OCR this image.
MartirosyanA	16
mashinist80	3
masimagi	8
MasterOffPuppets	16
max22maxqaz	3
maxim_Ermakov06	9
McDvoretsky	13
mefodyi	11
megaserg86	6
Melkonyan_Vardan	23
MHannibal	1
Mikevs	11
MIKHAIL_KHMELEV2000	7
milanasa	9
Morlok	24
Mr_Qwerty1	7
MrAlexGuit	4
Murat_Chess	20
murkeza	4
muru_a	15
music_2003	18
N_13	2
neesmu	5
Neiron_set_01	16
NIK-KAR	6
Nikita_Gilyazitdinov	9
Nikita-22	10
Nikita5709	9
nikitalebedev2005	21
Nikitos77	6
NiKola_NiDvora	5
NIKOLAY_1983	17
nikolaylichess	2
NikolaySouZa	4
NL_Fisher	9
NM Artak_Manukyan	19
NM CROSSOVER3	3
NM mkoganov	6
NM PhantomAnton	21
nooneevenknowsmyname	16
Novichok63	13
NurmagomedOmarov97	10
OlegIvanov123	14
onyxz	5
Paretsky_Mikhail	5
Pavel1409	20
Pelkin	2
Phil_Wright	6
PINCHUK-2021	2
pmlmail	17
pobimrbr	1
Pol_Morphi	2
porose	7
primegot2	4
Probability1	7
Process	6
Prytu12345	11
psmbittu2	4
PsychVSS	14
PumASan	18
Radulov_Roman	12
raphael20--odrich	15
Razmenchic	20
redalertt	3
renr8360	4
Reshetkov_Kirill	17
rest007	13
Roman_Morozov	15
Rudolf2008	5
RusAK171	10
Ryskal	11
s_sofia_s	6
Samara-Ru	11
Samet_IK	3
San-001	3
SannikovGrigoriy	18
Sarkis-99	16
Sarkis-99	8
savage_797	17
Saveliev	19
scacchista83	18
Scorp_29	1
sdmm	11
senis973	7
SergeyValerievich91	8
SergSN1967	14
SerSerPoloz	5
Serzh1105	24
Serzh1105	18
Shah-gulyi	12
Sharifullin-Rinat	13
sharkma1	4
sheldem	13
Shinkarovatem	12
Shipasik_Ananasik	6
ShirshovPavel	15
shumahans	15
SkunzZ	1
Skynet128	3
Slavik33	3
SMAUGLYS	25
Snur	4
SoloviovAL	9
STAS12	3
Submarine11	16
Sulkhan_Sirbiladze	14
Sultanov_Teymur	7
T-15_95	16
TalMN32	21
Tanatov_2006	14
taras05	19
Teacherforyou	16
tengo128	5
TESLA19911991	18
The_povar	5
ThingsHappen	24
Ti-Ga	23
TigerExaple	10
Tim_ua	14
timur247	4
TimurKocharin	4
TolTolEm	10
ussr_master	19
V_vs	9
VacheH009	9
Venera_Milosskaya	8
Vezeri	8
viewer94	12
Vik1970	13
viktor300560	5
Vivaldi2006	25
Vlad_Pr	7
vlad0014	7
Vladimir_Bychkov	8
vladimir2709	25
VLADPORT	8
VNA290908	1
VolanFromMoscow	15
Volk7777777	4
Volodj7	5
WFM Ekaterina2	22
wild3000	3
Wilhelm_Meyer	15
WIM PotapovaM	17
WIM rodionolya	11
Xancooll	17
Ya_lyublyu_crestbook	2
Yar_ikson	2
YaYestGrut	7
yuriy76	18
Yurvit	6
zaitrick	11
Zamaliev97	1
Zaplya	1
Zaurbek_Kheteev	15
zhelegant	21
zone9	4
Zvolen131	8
━━━━━━━━━━━━━━━━
Write out the listing once more, matching it exactly.

OCR this image.
MartirosyanA	16
mashinist80	3
masimagi	8
MasterOffPuppets	16
max22maxqaz	3
maxim_Ermakov06	9
McDvoretsky	13
mefodyi	11
megaserg86	6
Melkonyan_Vardan	23
MHannibal	1
Mikevs	11
MIKHAIL_KHMELEV2000	7
milanasa	9
Morlok	24
Mr_Qwerty1	7
MrAlexGuit	4
Murat_Chess	20
murkeza	4
muru_a	15
music_2003	18
N_13	2
neesmu	5
Neiron_set_01	16
NIK-KAR	6
Nikita_Gilyazitdinov	9
Nikita-22	10
Nikita5709	9
nikitalebedev2005	21
Nikitos77	6
NiKola_NiDvora	5
NIKOLAY_1983	17
nikolaylichess	2
NikolaySouZa	4
NL_Fisher	9
NM Artak_Manukyan	19
NM CROSSOVER3	3
NM mkoganov	6
NM PhantomAnton	21
nooneevenknowsmyname	16
Novichok63	13
NurmagomedOmarov97	10
OlegIvanov123	14
onyxz	5
Paretsky_Mikhail	5
Pavel1409	20
Pelkin	2
Phil_Wright	6
PINCHUK-2021	2
pmlmail	17
pobimrbr	1
Pol_Morphi	2
porose	7
primegot2	4
Probability1	7
Process	6
Prytu12345	11
psmbittu2	4
PsychVSS	14
PumASan	18
Radulov_Roman	12
raphael20--odrich	15
Razmenchic	20
redalertt	3
renr8360	4
Reshetkov_Kirill	17
rest007	13
Roman_Morozov	15
Rudolf2008	5
RusAK171	10
Ryskal	11
s_sofia_s	6
Samara-Ru	11
Samet_IK	3
San-001	3
SannikovGrigoriy	18
Sarkis-99	16
Sarkis-99	8
savage_797	17
Saveliev	19
scacchista83	18
Scorp_29	1
sdmm	11
senis973	7
SergeyValerievich91	8
SergSN1967	14
SerSerPoloz	5
Serzh1105	24
Serzh1105	18
Shah-gulyi	12
Sharifullin-Rinat	13
sharkma1	4
sheldem	13
Shinkarovatem	12
Shipasik_Ananasik	6
ShirshovPavel	15
shumahans	15
SkunzZ	1
Skynet128	3
Slavik33	3
SMAUGLYS	25
Snur	4
SoloviovAL	9
STAS12	3
Submarine11	16
Sulkhan_Sirbiladze	14
Sultanov_Teymur	7
T-15_95	16
TalMN32	21
Tanatov_2006	14
taras05	19
Teacherforyou	16
tengo128	5
TESLA19911991	18
The_povar	5
ThingsHappen	24
Ti-Ga	23
TigerExaple	10
Tim_ua	14
timur247	4
TimurKocharin	4
TolTolEm	10
ussr_master	19
V_vs	9
VacheH009	9
Venera_Milosskaya	8
Vezeri	8
viewer94	12
Vik1970	13
viktor300560	5
Vivaldi2006	25
Vlad_Pr	7
vlad0014	7
Vladimir_Bychkov	8
vladimir2709	25
VLADPORT	8
VNA290908	1
VolanFromMoscow	15
Volk7777777	4
Volodj7	5
WFM Ekaterina2	22
wild3000	3
Wilhelm_Meyer	15
WIM PotapovaM	17
WIM rodionolya	11
Xancooll	17
Ya_lyublyu_crestbook	2
Yar_ikson	2
YaYestGrut	7
yuriy76	18
Yurvit	6
zaitrick	11
Zamaliev97	1
Zaplya	1
Zaurbek_Kheteev	15
zhelegant	21
zone9	4
Zvolen131	8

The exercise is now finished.